▶ GIVEN PROBLEM
Word for word, retype every entry in the listing.

▶ MATERIALS PROVIDED
▽
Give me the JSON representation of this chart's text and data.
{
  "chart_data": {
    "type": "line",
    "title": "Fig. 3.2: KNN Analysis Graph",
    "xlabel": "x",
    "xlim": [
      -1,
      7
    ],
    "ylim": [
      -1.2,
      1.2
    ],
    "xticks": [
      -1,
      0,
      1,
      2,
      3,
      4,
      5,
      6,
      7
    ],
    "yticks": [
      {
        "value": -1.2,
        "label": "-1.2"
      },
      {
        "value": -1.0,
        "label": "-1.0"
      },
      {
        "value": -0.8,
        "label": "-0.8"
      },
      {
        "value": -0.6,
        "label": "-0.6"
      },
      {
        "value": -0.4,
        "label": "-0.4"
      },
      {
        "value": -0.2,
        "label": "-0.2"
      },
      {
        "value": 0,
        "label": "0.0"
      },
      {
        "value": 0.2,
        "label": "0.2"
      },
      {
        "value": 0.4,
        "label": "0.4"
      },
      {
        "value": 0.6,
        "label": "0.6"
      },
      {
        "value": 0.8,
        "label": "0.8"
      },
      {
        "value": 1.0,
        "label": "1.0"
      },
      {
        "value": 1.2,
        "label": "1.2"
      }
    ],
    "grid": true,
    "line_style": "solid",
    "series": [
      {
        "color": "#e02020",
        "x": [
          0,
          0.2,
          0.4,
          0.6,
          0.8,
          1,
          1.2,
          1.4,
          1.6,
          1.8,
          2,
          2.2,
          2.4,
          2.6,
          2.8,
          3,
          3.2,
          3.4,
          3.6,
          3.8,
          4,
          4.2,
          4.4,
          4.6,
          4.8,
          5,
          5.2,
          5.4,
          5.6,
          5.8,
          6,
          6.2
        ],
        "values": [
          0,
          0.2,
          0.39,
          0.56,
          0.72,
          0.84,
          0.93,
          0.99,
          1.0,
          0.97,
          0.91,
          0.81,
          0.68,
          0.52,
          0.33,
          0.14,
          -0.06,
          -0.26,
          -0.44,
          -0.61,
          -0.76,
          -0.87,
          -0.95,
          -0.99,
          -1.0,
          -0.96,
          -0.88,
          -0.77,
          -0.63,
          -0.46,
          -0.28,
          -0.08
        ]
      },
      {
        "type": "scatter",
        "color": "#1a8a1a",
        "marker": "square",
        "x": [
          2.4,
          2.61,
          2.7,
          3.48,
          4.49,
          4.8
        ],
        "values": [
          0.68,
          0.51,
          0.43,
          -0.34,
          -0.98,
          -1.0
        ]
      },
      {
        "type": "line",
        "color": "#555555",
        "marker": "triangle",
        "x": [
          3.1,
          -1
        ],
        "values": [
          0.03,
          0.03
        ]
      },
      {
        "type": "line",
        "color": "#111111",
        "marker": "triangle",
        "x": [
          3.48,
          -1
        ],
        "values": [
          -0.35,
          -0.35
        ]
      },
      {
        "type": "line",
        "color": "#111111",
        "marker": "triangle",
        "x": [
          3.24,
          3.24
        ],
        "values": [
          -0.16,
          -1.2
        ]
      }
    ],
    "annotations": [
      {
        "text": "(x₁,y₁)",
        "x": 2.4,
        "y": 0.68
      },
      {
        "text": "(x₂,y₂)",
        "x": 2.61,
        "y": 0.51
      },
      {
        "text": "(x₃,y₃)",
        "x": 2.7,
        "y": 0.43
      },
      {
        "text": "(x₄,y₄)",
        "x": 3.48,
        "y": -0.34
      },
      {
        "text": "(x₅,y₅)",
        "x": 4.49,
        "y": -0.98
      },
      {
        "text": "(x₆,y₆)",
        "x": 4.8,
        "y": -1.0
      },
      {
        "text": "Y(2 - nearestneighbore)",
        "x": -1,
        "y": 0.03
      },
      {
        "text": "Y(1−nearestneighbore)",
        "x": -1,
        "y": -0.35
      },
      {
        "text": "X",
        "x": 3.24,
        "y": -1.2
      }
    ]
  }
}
△
▶ FULL RESPONSE
Give me the JSON representation of this chart's text and data.
{
  "chart_data": {
    "type": "line",
    "title": "Fig. 3.2: KNN Analysis Graph",
    "xlabel": "x",
    "xlim": [
      -1,
      7
    ],
    "ylim": [
      -1.2,
      1.2
    ],
    "xticks": [
      -1,
      0,
      1,
      2,
      3,
      4,
      5,
      6,
      7
    ],
    "yticks": [
      {
        "value": -1.2,
        "label": "-1.2"
      },
      {
        "value": -1.0,
        "label": "-1.0"
      },
      {
        "value": -0.8,
        "label": "-0.8"
      },
      {
        "value": -0.6,
        "label": "-0.6"
      },
      {
        "value": -0.4,
        "label": "-0.4"
      },
      {
        "value": -0.2,
        "label": "-0.2"
      },
      {
        "value": 0,
        "label": "0.0"
      },
      {
        "value": 0.2,
        "label": "0.2"
      },
      {
        "value": 0.4,
        "label": "0.4"
      },
      {
        "value": 0.6,
        "label": "0.6"
      },
      {
        "value": 0.8,
        "label": "0.8"
      },
      {
        "value": 1.0,
        "label": "1.0"
      },
      {
        "value": 1.2,
        "label": "1.2"
      }
    ],
    "grid": true,
    "line_style": "solid",
    "series": [
      {
        "color": "#e02020",
        "x": [
          0,
          0.2,
          0.4,
          0.6,
          0.8,
          1,
          1.2,
          1.4,
          1.6,
          1.8,
          2,
          2.2,
          2.4,
          2.6,
          2.8,
          3,
          3.2,
          3.4,
          3.6,
          3.8,
          4,
          4.2,
          4.4,
          4.6,
          4.8,
          5,
          5.2,
          5.4,
          5.6,
          5.8,
          6,
          6.2
        ],
        "values": [
          0,
          0.2,
          0.39,
          0.56,
          0.72,
          0.84,
          0.93,
          0.99,
          1.0,
          0.97,
          0.91,
          0.81,
          0.68,
          0.52,
          0.33,
          0.14,
          -0.06,
          -0.26,
          -0.44,
          -0.61,
          -0.76,
          -0.87,
          -0.95,
          -0.99,
          -1.0,
          -0.96,
          -0.88,
          -0.77,
          -0.63,
          -0.46,
          -0.28,
          -0.08
        ]
      },
      {
        "type": "scatter",
        "color": "#1a8a1a",
        "marker": "square",
        "x": [
          2.4,
          2.61,
          2.7,
          3.48,
          4.49,
          4.8
        ],
        "values": [
          0.68,
          0.51,
          0.43,
          -0.34,
          -0.98,
          -1.0
        ]
      },
      {
        "type": "line",
        "color": "#555555",
        "marker": "triangle",
        "x": [
          3.1,
          -1
        ],
        "values": [
          0.03,
          0.03
        ]
      },
      {
        "type": "line",
        "color": "#111111",
        "marker": "triangle",
        "x": [
          3.48,
          -1
        ],
        "values": [
          -0.35,
          -0.35
        ]
      },
      {
        "type": "line",
        "color": "#111111",
        "marker": "triangle",
        "x": [
          3.24,
          3.24
        ],
        "values": [
          -0.16,
          -1.2
        ]
      }
    ],
    "annotations": [
      {
        "text": "(x₁,y₁)",
        "x": 2.4,
        "y": 0.68
      },
      {
        "text": "(x₂,y₂)",
        "x": 2.61,
        "y": 0.51
      },
      {
        "text": "(x₃,y₃)",
        "x": 2.7,
        "y": 0.43
      },
      {
        "text": "(x₄,y₄)",
        "x": 3.48,
        "y": -0.34
      },
      {
        "text": "(x₅,y₅)",
        "x": 4.49,
        "y": -0.98
      },
      {
        "text": "(x₆,y₆)",
        "x": 4.8,
        "y": -1.0
      },
      {
        "text": "Y(2 - nearestneighbore)",
        "x": -1,
        "y": 0.03
      },
      {
        "text": "Y(1−nearestneighbore)",
        "x": -1,
        "y": -0.35
      },
      {
        "text": "X",
        "x": 3.24,
        "y": -1.2
      }
    ]
  }
}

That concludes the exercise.